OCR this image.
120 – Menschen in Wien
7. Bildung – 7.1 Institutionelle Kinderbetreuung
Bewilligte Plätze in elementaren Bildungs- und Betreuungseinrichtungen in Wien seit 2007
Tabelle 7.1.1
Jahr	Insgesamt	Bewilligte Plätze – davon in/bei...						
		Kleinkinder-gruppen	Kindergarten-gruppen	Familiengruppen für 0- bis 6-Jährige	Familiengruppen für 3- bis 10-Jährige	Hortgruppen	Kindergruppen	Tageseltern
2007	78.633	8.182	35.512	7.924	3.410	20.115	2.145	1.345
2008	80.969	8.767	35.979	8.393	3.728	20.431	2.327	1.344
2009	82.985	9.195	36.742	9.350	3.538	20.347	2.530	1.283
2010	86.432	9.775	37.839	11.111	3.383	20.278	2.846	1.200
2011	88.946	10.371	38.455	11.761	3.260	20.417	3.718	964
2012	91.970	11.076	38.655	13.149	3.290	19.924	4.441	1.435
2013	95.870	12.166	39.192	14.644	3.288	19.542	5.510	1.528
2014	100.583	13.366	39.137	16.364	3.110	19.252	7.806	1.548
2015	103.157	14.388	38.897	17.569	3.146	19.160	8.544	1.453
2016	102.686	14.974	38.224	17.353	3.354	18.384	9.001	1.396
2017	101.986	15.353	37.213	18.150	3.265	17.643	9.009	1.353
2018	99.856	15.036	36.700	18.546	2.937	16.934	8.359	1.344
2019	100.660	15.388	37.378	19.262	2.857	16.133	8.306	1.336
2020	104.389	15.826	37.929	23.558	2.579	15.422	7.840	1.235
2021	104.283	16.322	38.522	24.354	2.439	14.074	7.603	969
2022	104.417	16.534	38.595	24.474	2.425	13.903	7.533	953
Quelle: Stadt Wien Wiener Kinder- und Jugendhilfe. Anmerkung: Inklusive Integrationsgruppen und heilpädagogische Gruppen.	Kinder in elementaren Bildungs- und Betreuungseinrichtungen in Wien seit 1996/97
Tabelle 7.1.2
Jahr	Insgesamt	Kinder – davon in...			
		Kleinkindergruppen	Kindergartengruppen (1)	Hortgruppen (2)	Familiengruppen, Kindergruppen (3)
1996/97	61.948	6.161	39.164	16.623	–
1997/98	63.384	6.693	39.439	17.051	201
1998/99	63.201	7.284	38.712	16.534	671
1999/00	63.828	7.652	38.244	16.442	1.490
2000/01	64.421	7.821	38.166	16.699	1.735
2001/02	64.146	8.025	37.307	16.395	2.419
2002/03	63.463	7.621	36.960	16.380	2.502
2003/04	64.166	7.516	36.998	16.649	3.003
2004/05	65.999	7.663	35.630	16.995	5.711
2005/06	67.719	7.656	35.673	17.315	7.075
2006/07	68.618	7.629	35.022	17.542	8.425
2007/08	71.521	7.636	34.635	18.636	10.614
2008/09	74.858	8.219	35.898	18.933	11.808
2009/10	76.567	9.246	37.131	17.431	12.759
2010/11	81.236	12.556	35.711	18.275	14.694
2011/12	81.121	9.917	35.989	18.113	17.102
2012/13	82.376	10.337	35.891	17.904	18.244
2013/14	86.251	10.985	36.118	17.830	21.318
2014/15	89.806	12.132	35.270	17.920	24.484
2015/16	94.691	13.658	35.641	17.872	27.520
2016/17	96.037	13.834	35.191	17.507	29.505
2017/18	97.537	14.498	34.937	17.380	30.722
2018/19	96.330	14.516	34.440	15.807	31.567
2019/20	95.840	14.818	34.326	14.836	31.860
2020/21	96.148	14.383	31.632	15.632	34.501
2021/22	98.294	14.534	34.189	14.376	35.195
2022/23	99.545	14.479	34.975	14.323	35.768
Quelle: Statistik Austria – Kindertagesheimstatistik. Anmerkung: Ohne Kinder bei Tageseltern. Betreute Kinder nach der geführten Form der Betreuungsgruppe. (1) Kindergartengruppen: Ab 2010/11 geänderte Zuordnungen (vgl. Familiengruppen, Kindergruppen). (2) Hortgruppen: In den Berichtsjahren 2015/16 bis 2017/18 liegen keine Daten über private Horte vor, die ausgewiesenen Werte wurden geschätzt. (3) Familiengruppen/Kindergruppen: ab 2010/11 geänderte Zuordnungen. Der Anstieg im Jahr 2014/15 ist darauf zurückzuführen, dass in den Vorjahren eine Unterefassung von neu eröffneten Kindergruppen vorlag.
+++
**Directions**
Copy all of the data. Keep every word exactly as it is.

**Problem solution**
OCR this image.
120 – Menschen in Wien
7. Bildung – 7.1 Institutionelle Kinderbetreuung
Bewilligte Plätze in elementaren Bildungs- und Betreuungseinrichtungen in Wien seit 2007
Tabelle 7.1.1
Jahr	Insgesamt	Bewilligte Plätze – davon in/bei...						
		Kleinkinder-gruppen	Kindergarten-gruppen	Familiengruppen für 0- bis 6-Jährige	Familiengruppen für 3- bis 10-Jährige	Hortgruppen	Kindergruppen	Tageseltern
2007	78.633	8.182	35.512	7.924	3.410	20.115	2.145	1.345
2008	80.969	8.767	35.979	8.393	3.728	20.431	2.327	1.344
2009	82.985	9.195	36.742	9.350	3.538	20.347	2.530	1.283
2010	86.432	9.775	37.839	11.111	3.383	20.278	2.846	1.200
2011	88.946	10.371	38.455	11.761	3.260	20.417	3.718	964
2012	91.970	11.076	38.655	13.149	3.290	19.924	4.441	1.435
2013	95.870	12.166	39.192	14.644	3.288	19.542	5.510	1.528
2014	100.583	13.366	39.137	16.364	3.110	19.252	7.806	1.548
2015	103.157	14.388	38.897	17.569	3.146	19.160	8.544	1.453
2016	102.686	14.974	38.224	17.353	3.354	18.384	9.001	1.396
2017	101.986	15.353	37.213	18.150	3.265	17.643	9.009	1.353
2018	99.856	15.036	36.700	18.546	2.937	16.934	8.359	1.344
2019	100.660	15.388	37.378	19.262	2.857	16.133	8.306	1.336
2020	104.389	15.826	37.929	23.558	2.579	15.422	7.840	1.235
2021	104.283	16.322	38.522	24.354	2.439	14.074	7.603	969
2022	104.417	16.534	38.595	24.474	2.425	13.903	7.533	953
Quelle: Stadt Wien Wiener Kinder- und Jugendhilfe. Anmerkung: Inklusive Integrationsgruppen und heilpädagogische Gruppen.	Kinder in elementaren Bildungs- und Betreuungseinrichtungen in Wien seit 1996/97
Tabelle 7.1.2
Jahr	Insgesamt	Kinder – davon in...			
		Kleinkindergruppen	Kindergartengruppen (1)	Hortgruppen (2)	Familiengruppen, Kindergruppen (3)
1996/97	61.948	6.161	39.164	16.623	–
1997/98	63.384	6.693	39.439	17.051	201
1998/99	63.201	7.284	38.712	16.534	671
1999/00	63.828	7.652	38.244	16.442	1.490
2000/01	64.421	7.821	38.166	16.699	1.735
2001/02	64.146	8.025	37.307	16.395	2.419
2002/03	63.463	7.621	36.960	16.380	2.502
2003/04	64.166	7.516	36.998	16.649	3.003
2004/05	65.999	7.663	35.630	16.995	5.711
2005/06	67.719	7.656	35.673	17.315	7.075
2006/07	68.618	7.629	35.022	17.542	8.425
2007/08	71.521	7.636	34.635	18.636	10.614
2008/09	74.858	8.219	35.898	18.933	11.808
2009/10	76.567	9.246	37.131	17.431	12.759
2010/11	81.236	12.556	35.711	18.275	14.694
2011/12	81.121	9.917	35.989	18.113	17.102
2012/13	82.376	10.337	35.891	17.904	18.244
2013/14	86.251	10.985	36.118	17.830	21.318
2014/15	89.806	12.132	35.270	17.920	24.484
2015/16	94.691	13.658	35.641	17.872	27.520
2016/17	96.037	13.834	35.191	17.507	29.505
2017/18	97.537	14.498	34.937	17.380	30.722
2018/19	96.330	14.516	34.440	15.807	31.567
2019/20	95.840	14.818	34.326	14.836	31.860
2020/21	96.148	14.383	31.632	15.632	34.501
2021/22	98.294	14.534	34.189	14.376	35.195
2022/23	99.545	14.479	34.975	14.323	35.768
Quelle: Statistik Austria – Kindertagesheimstatistik. Anmerkung: Ohne Kinder bei Tageseltern. Betreute Kinder nach der geführten Form der Betreuungsgruppe. (1) Kindergartengruppen: Ab 2010/11 geänderte Zuordnungen (vgl. Familiengruppen, Kindergruppen). (2) Hortgruppen: In den Berichtsjahren 2015/16 bis 2017/18 liegen keine Daten über private Horte vor, die ausgewiesenen Werte wurden geschätzt. (3) Familiengruppen/Kindergruppen: ab 2010/11 geänderte Zuordnungen. Der Anstieg im Jahr 2014/15 ist darauf zurückzuführen, dass in den Vorjahren eine Unterefassung von neu eröffneten Kindergruppen vorlag.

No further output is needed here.